_Data lines_.
....................

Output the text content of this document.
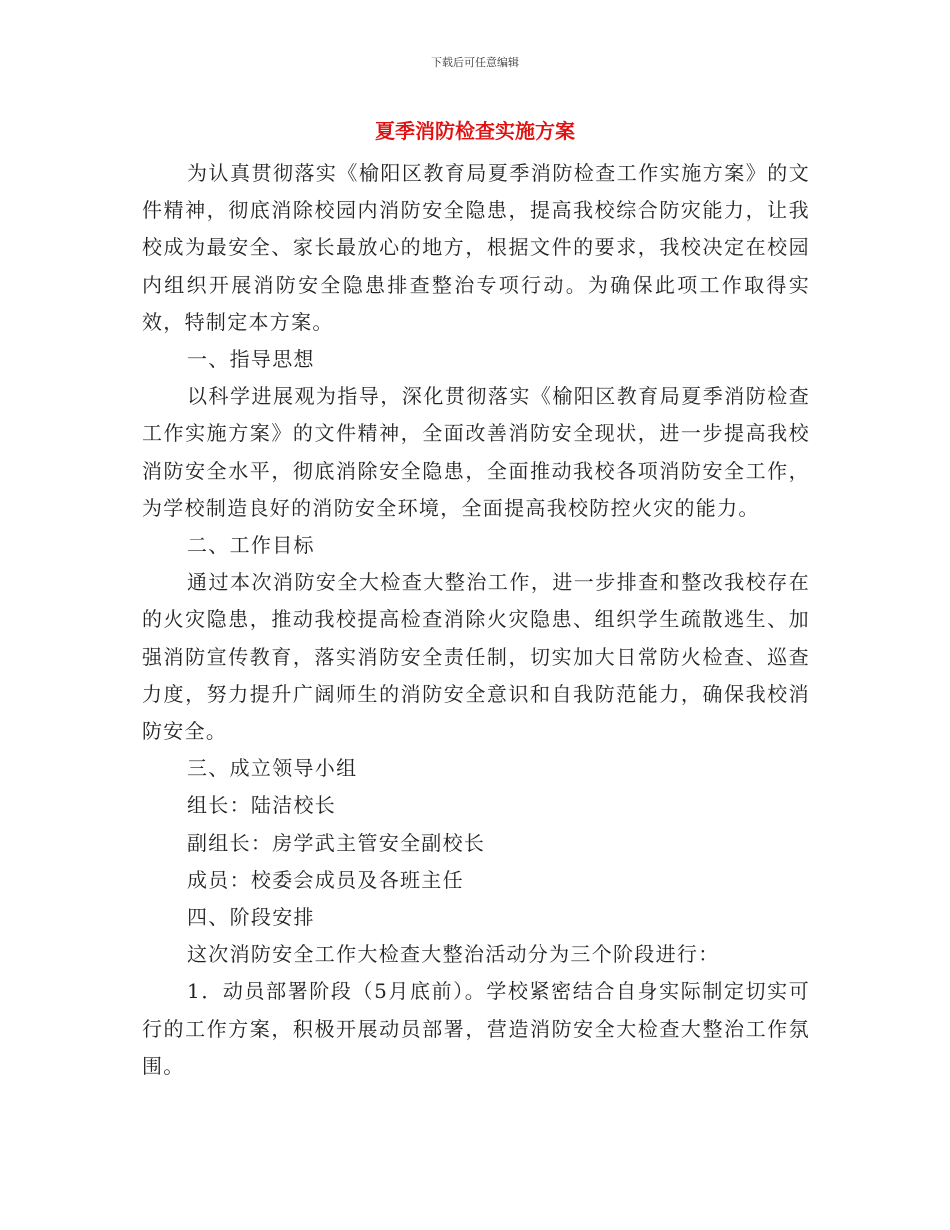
下载后可任意编辑
夏季消防检查实施方案

为认真贯彻落实《榆阳区教育局夏季消防检查工作实施方案》的文件精神，彻底消除校园内消防安全隐患，提高我校综合防灾能力，让我校成为最安全、家长最放心的地方，根据文件的要求，我校决定在校园内组织开展消防安全隐患排查整治专项行动。为确保此项工作取得实效，特制定本方案。

一、指导思想

以科学进展观为指导，深化贯彻落实《榆阳区教育局夏季消防检查工作实施方案》的文件精神，全面改善消防安全现状，进一步提高我校消防安全水平，彻底消除安全隐患，全面推动我校各项消防安全工作，为学校制造良好的消防安全环境，全面提高我校防控火灾的能力。

二、工作目标

通过本次消防安全大检查大整治工作，进一步排查和整改我校存在的火灾隐患，推动我校提高检查消除火灾隐患、组织学生疏散逃生、加强消防宣传教育，落实消防安全责任制，切实加大日常防火检查、巡查力度，努力提升广阔师生的消防安全意识和自我防范能力，确保我校消防安全。

三、成立领导小组

组长：陆洁校长

副组长：房学武主管安全副校长

成员：校委会成员及各班主任

四、阶段安排

这次消防安全工作大检查大整治活动分为三个阶段进行：

1．动员部署阶段（5月底前）。学校紧密结合自身实际制定切实可行的工作方案，积极开展动员部署，营造消防安全大检查大整治工作氛围。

....................

_What to work on_. Transcribe every line in the entries above, taking out only the images.

_Exercise answer_.
Output the text content of this document.
下载后可任意编辑
夏季消防检查实施方案

为认真贯彻落实《榆阳区教育局夏季消防检查工作实施方案》的文件精神，彻底消除校园内消防安全隐患，提高我校综合防灾能力，让我校成为最安全、家长最放心的地方，根据文件的要求，我校决定在校园内组织开展消防安全隐患排查整治专项行动。为确保此项工作取得实效，特制定本方案。

一、指导思想

以科学进展观为指导，深化贯彻落实《榆阳区教育局夏季消防检查工作实施方案》的文件精神，全面改善消防安全现状，进一步提高我校消防安全水平，彻底消除安全隐患，全面推动我校各项消防安全工作，为学校制造良好的消防安全环境，全面提高我校防控火灾的能力。

二、工作目标

通过本次消防安全大检查大整治工作，进一步排查和整改我校存在的火灾隐患，推动我校提高检查消除火灾隐患、组织学生疏散逃生、加强消防宣传教育，落实消防安全责任制，切实加大日常防火检查、巡查力度，努力提升广阔师生的消防安全意识和自我防范能力，确保我校消防安全。

三、成立领导小组

组长：陆洁校长

副组长：房学武主管安全副校长

成员：校委会成员及各班主任

四、阶段安排

这次消防安全工作大检查大整治活动分为三个阶段进行：

1．动员部署阶段（5月底前）。学校紧密结合自身实际制定切实可行的工作方案，积极开展动员部署，营造消防安全大检查大整治工作氛围。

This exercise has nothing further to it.